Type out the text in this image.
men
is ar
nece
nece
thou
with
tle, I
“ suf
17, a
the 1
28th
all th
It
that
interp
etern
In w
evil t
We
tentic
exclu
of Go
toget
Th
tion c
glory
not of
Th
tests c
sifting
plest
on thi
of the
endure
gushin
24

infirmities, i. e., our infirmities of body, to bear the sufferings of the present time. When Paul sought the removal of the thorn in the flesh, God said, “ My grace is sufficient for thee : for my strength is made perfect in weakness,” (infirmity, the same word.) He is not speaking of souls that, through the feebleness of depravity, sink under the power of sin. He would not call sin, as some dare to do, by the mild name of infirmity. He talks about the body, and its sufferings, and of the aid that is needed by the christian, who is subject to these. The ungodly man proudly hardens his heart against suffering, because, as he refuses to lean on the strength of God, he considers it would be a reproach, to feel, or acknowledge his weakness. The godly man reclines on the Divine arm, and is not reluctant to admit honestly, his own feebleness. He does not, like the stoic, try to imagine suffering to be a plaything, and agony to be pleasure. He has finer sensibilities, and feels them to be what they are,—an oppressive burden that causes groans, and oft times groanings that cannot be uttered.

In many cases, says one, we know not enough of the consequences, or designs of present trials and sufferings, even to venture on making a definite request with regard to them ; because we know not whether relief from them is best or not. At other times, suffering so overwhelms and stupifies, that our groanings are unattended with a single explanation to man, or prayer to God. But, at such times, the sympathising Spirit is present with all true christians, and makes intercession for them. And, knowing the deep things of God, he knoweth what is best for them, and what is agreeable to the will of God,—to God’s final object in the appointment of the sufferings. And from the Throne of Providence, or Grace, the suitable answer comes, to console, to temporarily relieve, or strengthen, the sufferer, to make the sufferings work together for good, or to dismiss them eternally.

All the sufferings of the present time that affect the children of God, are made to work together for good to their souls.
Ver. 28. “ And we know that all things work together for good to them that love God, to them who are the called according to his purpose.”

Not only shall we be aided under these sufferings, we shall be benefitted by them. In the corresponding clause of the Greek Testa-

TASK DETAILS - Write out all the data again, exactly as it appears.

FINAL RESULT -
Type out the text in this image.
men
is ar
nece
nece
thou
with
tle, I
“ suf
17, a
the 1
28th
all th
It
that
interp
etern
In w
evil t
We
tentic
exclu
of Go
toget
Th
tion c
glory
not of
Th
tests c
sifting
plest
on thi
of the
endure
gushin
24

infirmities, i. e., our infirmities of body, to bear the sufferings of the present time. When Paul sought the removal of the thorn in the flesh, God said, “ My grace is sufficient for thee : for my strength is made perfect in weakness,” (infirmity, the same word.) He is not speaking of souls that, through the feebleness of depravity, sink under the power of sin. He would not call sin, as some dare to do, by the mild name of infirmity. He talks about the body, and its sufferings, and of the aid that is needed by the christian, who is subject to these. The ungodly man proudly hardens his heart against suffering, because, as he refuses to lean on the strength of God, he considers it would be a reproach, to feel, or acknowledge his weakness. The godly man reclines on the Divine arm, and is not reluctant to admit honestly, his own feebleness. He does not, like the stoic, try to imagine suffering to be a plaything, and agony to be pleasure. He has finer sensibilities, and feels them to be what they are,—an oppressive burden that causes groans, and oft times groanings that cannot be uttered.

In many cases, says one, we know not enough of the consequences, or designs of present trials and sufferings, even to venture on making a definite request with regard to them ; because we know not whether relief from them is best or not. At other times, suffering so overwhelms and stupifies, that our groanings are unattended with a single explanation to man, or prayer to God. But, at such times, the sympathising Spirit is present with all true christians, and makes intercession for them. And, knowing the deep things of God, he knoweth what is best for them, and what is agreeable to the will of God,—to God’s final object in the appointment of the sufferings. And from the Throne of Providence, or Grace, the suitable answer comes, to console, to temporarily relieve, or strengthen, the sufferer, to make the sufferings work together for good, or to dismiss them eternally.

All the sufferings of the present time that affect the children of God, are made to work together for good to their souls.
Ver. 28. “ And we know that all things work together for good to them that love God, to them who are the called according to his purpose.”

Not only shall we be aided under these sufferings, we shall be benefitted by them. In the corresponding clause of the Greek Testa-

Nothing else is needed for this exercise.